*Problem requirements:* Copy each line exactly. Leave nothing out.

*Provided records:*

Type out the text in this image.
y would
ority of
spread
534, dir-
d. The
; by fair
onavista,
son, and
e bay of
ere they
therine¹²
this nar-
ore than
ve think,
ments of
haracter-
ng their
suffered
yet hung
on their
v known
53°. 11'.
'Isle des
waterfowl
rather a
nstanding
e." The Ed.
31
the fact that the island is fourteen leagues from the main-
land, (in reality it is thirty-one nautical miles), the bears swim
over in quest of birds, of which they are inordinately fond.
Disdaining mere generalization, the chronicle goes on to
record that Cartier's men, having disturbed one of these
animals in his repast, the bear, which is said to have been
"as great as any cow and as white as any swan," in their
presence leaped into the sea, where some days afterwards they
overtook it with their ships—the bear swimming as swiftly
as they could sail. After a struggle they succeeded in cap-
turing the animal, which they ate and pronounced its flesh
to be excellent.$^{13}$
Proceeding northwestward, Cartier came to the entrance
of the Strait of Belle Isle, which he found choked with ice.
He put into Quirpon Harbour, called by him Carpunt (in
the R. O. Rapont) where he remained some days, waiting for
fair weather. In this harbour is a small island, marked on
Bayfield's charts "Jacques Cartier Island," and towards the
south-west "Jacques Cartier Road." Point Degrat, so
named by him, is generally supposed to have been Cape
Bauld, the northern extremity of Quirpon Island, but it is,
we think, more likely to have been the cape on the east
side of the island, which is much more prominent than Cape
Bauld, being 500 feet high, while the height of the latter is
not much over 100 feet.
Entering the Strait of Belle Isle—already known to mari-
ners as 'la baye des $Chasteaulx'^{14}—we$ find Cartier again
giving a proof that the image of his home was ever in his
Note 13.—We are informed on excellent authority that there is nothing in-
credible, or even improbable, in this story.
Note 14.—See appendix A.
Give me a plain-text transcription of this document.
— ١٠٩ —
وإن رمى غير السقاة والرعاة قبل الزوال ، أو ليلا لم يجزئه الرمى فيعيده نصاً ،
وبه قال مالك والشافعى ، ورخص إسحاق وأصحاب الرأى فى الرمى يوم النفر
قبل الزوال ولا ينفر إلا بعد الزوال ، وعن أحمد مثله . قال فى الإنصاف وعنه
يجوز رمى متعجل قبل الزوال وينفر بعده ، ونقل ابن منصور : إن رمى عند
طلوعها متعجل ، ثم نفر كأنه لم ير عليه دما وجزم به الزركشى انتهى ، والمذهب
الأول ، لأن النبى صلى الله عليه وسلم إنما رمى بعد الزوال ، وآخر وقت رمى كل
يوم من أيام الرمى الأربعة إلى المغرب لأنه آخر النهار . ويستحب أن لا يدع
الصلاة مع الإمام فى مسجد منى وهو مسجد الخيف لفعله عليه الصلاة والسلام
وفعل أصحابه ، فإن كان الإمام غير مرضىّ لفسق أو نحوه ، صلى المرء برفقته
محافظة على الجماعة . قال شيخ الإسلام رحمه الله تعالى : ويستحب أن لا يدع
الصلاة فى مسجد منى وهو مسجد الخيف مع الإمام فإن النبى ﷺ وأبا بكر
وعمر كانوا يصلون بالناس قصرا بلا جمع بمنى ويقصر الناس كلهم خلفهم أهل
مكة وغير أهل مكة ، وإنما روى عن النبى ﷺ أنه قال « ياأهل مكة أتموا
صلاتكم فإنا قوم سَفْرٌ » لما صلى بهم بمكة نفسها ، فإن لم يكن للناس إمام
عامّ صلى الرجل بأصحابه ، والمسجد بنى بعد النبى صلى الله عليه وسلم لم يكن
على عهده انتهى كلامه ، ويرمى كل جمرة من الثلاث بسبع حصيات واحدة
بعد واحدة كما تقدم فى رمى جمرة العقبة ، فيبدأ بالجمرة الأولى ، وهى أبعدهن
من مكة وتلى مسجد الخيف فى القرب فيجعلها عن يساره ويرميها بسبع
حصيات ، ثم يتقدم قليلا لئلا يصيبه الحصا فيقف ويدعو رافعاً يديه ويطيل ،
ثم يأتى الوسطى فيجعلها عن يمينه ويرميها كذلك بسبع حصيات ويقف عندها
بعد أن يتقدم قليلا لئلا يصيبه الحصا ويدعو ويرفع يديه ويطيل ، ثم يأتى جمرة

*Reply:*
Type out the text in this image.
y would
ority of
spread
534, dir-
d. The
; by fair
onavista,
son, and
e bay of
ere they
therine¹²
this nar-
ore than
ve think,
ments of
haracter-
ng their
suffered
yet hung
on their
v known
53°. 11'.
'Isle des
waterfowl
rather a
nstanding
e." The Ed.
31
the fact that the island is fourteen leagues from the main-
land, (in reality it is thirty-one nautical miles), the bears swim
over in quest of birds, of which they are inordinately fond.
Disdaining mere generalization, the chronicle goes on to
record that Cartier's men, having disturbed one of these
animals in his repast, the bear, which is said to have been
"as great as any cow and as white as any swan," in their
presence leaped into the sea, where some days afterwards they
overtook it with their ships—the bear swimming as swiftly
as they could sail. After a struggle they succeeded in cap-
turing the animal, which they ate and pronounced its flesh
to be excellent.$^{13}$
Proceeding northwestward, Cartier came to the entrance
of the Strait of Belle Isle, which he found choked with ice.
He put into Quirpon Harbour, called by him Carpunt (in
the R. O. Rapont) where he remained some days, waiting for
fair weather. In this harbour is a small island, marked on
Bayfield's charts "Jacques Cartier Island," and towards the
south-west "Jacques Cartier Road." Point Degrat, so
named by him, is generally supposed to have been Cape
Bauld, the northern extremity of Quirpon Island, but it is,
we think, more likely to have been the cape on the east
side of the island, which is much more prominent than Cape
Bauld, being 500 feet high, while the height of the latter is
not much over 100 feet.
Entering the Strait of Belle Isle—already known to mari-
ners as 'la baye des $Chasteaulx'^{14}—we$ find Cartier again
giving a proof that the image of his home was ever in his
Note 13.—We are informed on excellent authority that there is nothing in-
credible, or even improbable, in this story.
Note 14.—See appendix A.
Give me a plain-text transcription of this document.
— ١٠٩ —
وإن رمى غير السقاة والرعاة قبل الزوال ، أو ليلا لم يجزئه الرمى فيعيده نصاً ،
وبه قال مالك والشافعى ، ورخص إسحاق وأصحاب الرأى فى الرمى يوم النفر
قبل الزوال ولا ينفر إلا بعد الزوال ، وعن أحمد مثله . قال فى الإنصاف وعنه
يجوز رمى متعجل قبل الزوال وينفر بعده ، ونقل ابن منصور : إن رمى عند
طلوعها متعجل ، ثم نفر كأنه لم ير عليه دما وجزم به الزركشى انتهى ، والمذهب
الأول ، لأن النبى صلى الله عليه وسلم إنما رمى بعد الزوال ، وآخر وقت رمى كل
يوم من أيام الرمى الأربعة إلى المغرب لأنه آخر النهار . ويستحب أن لا يدع
الصلاة مع الإمام فى مسجد منى وهو مسجد الخيف لفعله عليه الصلاة والسلام
وفعل أصحابه ، فإن كان الإمام غير مرضىّ لفسق أو نحوه ، صلى المرء برفقته
محافظة على الجماعة . قال شيخ الإسلام رحمه الله تعالى : ويستحب أن لا يدع
الصلاة فى مسجد منى وهو مسجد الخيف مع الإمام فإن النبى ﷺ وأبا بكر
وعمر كانوا يصلون بالناس قصرا بلا جمع بمنى ويقصر الناس كلهم خلفهم أهل
مكة وغير أهل مكة ، وإنما روى عن النبى ﷺ أنه قال « ياأهل مكة أتموا
صلاتكم فإنا قوم سَفْرٌ » لما صلى بهم بمكة نفسها ، فإن لم يكن للناس إمام
عامّ صلى الرجل بأصحابه ، والمسجد بنى بعد النبى صلى الله عليه وسلم لم يكن
على عهده انتهى كلامه ، ويرمى كل جمرة من الثلاث بسبع حصيات واحدة
بعد واحدة كما تقدم فى رمى جمرة العقبة ، فيبدأ بالجمرة الأولى ، وهى أبعدهن
من مكة وتلى مسجد الخيف فى القرب فيجعلها عن يساره ويرميها بسبع
حصيات ، ثم يتقدم قليلا لئلا يصيبه الحصا فيقف ويدعو رافعاً يديه ويطيل ،
ثم يأتى الوسطى فيجعلها عن يمينه ويرميها كذلك بسبع حصيات ويقف عندها
بعد أن يتقدم قليلا لئلا يصيبه الحصا ويدعو ويرفع يديه ويطيل ، ثم يأتى جمرة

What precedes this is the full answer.